**Written problem**
Please print the full listing exactly.
-- begin Raw records --
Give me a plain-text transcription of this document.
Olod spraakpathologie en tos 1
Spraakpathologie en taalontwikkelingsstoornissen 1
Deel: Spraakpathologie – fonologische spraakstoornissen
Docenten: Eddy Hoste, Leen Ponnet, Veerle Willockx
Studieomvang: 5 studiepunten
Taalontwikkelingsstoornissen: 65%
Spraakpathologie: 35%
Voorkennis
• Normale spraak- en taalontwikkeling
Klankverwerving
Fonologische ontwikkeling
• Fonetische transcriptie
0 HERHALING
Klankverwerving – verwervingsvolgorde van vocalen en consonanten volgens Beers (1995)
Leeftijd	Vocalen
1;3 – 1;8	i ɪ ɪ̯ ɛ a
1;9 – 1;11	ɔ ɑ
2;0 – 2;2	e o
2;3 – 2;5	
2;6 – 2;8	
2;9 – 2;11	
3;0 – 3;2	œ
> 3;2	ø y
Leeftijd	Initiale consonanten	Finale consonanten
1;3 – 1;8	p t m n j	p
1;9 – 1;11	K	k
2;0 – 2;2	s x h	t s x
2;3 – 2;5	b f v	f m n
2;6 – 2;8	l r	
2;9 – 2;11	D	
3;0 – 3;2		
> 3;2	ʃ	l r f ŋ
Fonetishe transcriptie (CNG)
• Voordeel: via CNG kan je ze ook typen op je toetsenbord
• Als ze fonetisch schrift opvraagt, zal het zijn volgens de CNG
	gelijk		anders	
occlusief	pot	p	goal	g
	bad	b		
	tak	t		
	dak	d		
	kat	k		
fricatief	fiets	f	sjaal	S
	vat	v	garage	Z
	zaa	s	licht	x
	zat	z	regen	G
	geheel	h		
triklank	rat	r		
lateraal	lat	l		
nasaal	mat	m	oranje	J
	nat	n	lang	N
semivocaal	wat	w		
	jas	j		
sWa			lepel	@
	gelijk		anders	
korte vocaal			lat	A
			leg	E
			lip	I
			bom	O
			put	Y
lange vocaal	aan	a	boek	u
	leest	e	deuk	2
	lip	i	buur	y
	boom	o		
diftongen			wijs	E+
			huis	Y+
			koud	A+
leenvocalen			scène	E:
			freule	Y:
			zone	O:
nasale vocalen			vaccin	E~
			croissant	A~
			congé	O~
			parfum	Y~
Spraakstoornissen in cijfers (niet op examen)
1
-- end Raw records --
**Complete answer**
Give me a plain-text transcription of this document.
Olod spraakpathologie en tos 1
Spraakpathologie en taalontwikkelingsstoornissen 1
Deel: Spraakpathologie – fonologische spraakstoornissen
Docenten: Eddy Hoste, Leen Ponnet, Veerle Willockx
Studieomvang: 5 studiepunten
Taalontwikkelingsstoornissen: 65%
Spraakpathologie: 35%
Voorkennis
• Normale spraak- en taalontwikkeling
Klankverwerving
Fonologische ontwikkeling
• Fonetische transcriptie
0 HERHALING
Klankverwerving – verwervingsvolgorde van vocalen en consonanten volgens Beers (1995)
Leeftijd	Vocalen
1;3 – 1;8	i ɪ ɪ̯ ɛ a
1;9 – 1;11	ɔ ɑ
2;0 – 2;2	e o
2;3 – 2;5	
2;6 – 2;8	
2;9 – 2;11	
3;0 – 3;2	œ
> 3;2	ø y
Leeftijd	Initiale consonanten	Finale consonanten
1;3 – 1;8	p t m n j	p
1;9 – 1;11	K	k
2;0 – 2;2	s x h	t s x
2;3 – 2;5	b f v	f m n
2;6 – 2;8	l r	
2;9 – 2;11	D	
3;0 – 3;2		
> 3;2	ʃ	l r f ŋ
Fonetishe transcriptie (CNG)
• Voordeel: via CNG kan je ze ook typen op je toetsenbord
• Als ze fonetisch schrift opvraagt, zal het zijn volgens de CNG
	gelijk		anders	
occlusief	pot	p	goal	g
	bad	b		
	tak	t		
	dak	d		
	kat	k		
fricatief	fiets	f	sjaal	S
	vat	v	garage	Z
	zaa	s	licht	x
	zat	z	regen	G
	geheel	h		
triklank	rat	r		
lateraal	lat	l		
nasaal	mat	m	oranje	J
	nat	n	lang	N
semivocaal	wat	w		
	jas	j		
sWa			lepel	@
	gelijk		anders	
korte vocaal			lat	A
			leg	E
			lip	I
			bom	O
			put	Y
lange vocaal	aan	a	boek	u
	leest	e	deuk	2
	lip	i	buur	y
	boom	o		
diftongen			wijs	E+
			huis	Y+
			koud	A+
leenvocalen			scène	E:
			freule	Y:
			zone	O:
nasale vocalen			vaccin	E~
			croissant	A~
			congé	O~
			parfum	Y~
Spraakstoornissen in cijfers (niet op examen)
1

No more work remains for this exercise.